** Requirements **
Produce an exact copy of all the data below, dropping every image.

Stored data:
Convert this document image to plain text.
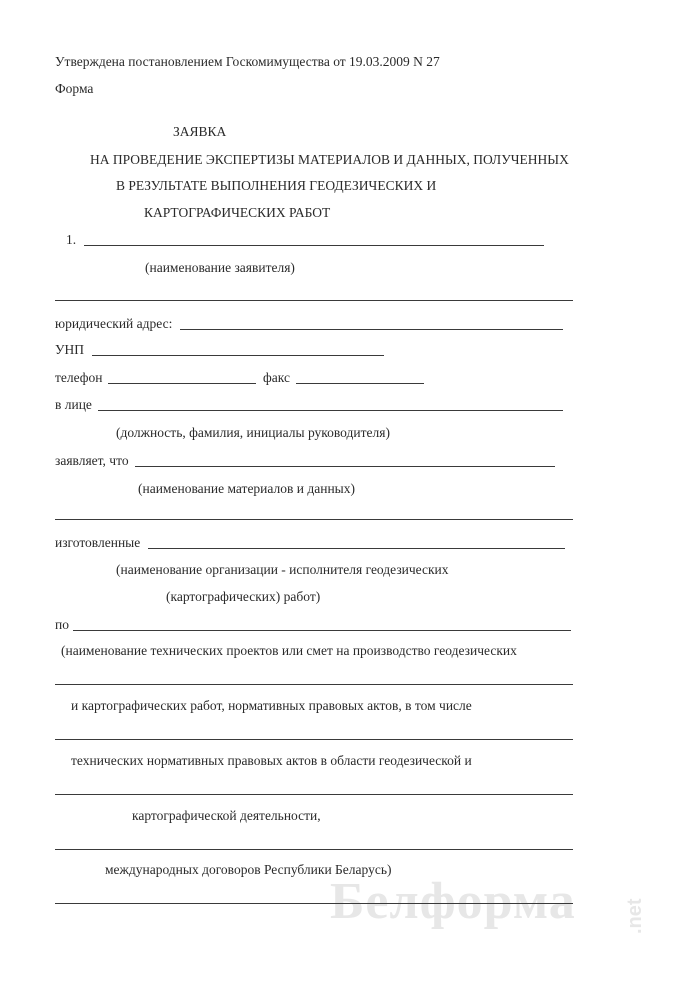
Утверждена постановлением Госкомимущества от 19.03.2009 N 27
Форма
ЗАЯВКА
НА ПРОВЕДЕНИЕ ЭКСПЕРТИЗЫ МАТЕРИАЛОВ И ДАННЫХ, ПОЛУЧЕННЫХ
В РЕЗУЛЬТАТЕ ВЫПОЛНЕНИЯ ГЕОДЕЗИЧЕСКИХ И
КАРТОГРАФИЧЕСКИХ РАБОТ
1.
(наименование заявителя)
юридический адрес:
УНП
телефон	факс
в лице
(должность, фамилия, инициалы руководителя)
заявляет, что
(наименование материалов и данных)
изготовленные
(наименование организации - исполнителя геодезических
(картографических) работ)
по
(наименование технических проектов или смет на производство геодезических
и картографических работ, нормативных правовых актов, в том числе
технических нормативных правовых актов в области геодезической и
картографической деятельности,
международных договоров Республики Беларусь)
Белформа .net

** Result of this task **
Convert this document image to plain text.
Утверждена постановлением Госкомимущества от 19.03.2009 N 27
Форма
ЗАЯВКА
НА ПРОВЕДЕНИЕ ЭКСПЕРТИЗЫ МАТЕРИАЛОВ И ДАННЫХ, ПОЛУЧЕННЫХ
В РЕЗУЛЬТАТЕ ВЫПОЛНЕНИЯ ГЕОДЕЗИЧЕСКИХ И
КАРТОГРАФИЧЕСКИХ РАБОТ
1.
(наименование заявителя)
юридический адрес:
УНП
телефон	факс
в лице
(должность, фамилия, инициалы руководителя)
заявляет, что
(наименование материалов и данных)
изготовленные
(наименование организации - исполнителя геодезических
(картографических) работ)
по
(наименование технических проектов или смет на производство геодезических
и картографических работ, нормативных правовых актов, в том числе
технических нормативных правовых актов в области геодезической и
картографической деятельности,
международных договоров Республики Беларусь)
Белформа .net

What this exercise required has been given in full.